→ Set exercise
Locate the line that contains "Extract all readable text from this page.", then copy it and all later lines of the data below exactly, through the last one.

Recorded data

▼

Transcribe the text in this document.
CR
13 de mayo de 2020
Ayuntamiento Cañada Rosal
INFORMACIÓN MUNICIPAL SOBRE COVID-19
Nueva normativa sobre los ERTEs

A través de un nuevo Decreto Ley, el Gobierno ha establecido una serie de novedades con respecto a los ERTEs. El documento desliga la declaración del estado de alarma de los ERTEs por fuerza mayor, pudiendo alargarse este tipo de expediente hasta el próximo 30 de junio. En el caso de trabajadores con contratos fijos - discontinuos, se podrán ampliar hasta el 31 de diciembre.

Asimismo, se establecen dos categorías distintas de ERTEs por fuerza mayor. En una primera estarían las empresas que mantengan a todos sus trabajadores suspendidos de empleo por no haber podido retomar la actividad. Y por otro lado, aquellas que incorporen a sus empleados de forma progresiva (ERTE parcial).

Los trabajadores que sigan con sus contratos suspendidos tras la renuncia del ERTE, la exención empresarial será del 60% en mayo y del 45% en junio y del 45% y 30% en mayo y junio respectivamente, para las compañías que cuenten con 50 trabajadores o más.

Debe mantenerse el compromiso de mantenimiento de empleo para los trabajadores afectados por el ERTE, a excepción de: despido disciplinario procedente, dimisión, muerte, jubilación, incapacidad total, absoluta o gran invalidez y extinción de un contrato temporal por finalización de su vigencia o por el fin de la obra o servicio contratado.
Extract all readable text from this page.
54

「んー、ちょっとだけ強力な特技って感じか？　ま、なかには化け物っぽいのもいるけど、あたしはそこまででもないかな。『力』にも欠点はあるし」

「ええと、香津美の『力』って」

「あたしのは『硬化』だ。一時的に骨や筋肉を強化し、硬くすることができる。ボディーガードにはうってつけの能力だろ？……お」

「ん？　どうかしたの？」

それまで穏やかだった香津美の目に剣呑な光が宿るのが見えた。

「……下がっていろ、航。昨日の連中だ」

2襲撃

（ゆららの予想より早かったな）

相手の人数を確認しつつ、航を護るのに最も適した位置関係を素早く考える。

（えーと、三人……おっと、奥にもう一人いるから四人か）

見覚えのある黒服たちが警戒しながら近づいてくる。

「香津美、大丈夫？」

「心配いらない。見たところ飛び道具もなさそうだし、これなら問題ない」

▲

→ Result below
Extract all readable text from this page.
54

「んー、ちょっとだけ強力な特技って感じか？　ま、なかには化け物っぽいのもいるけど、あたしはそこまででもないかな。『力』にも欠点はあるし」

「ええと、香津美の『力』って」

「あたしのは『硬化』だ。一時的に骨や筋肉を強化し、硬くすることができる。ボディーガードにはうってつけの能力だろ？……お」

「ん？　どうかしたの？」

それまで穏やかだった香津美の目に剣呑な光が宿るのが見えた。

「……下がっていろ、航。昨日の連中だ」

2襲撃

（ゆららの予想より早かったな）

相手の人数を確認しつつ、航を護るのに最も適した位置関係を素早く考える。

（えーと、三人……おっと、奥にもう一人いるから四人か）

見覚えのある黒服たちが警戒しながら近づいてくる。

「香津美、大丈夫？」

「心配いらない。見たところ飛び道具もなさそうだし、これなら問題ない」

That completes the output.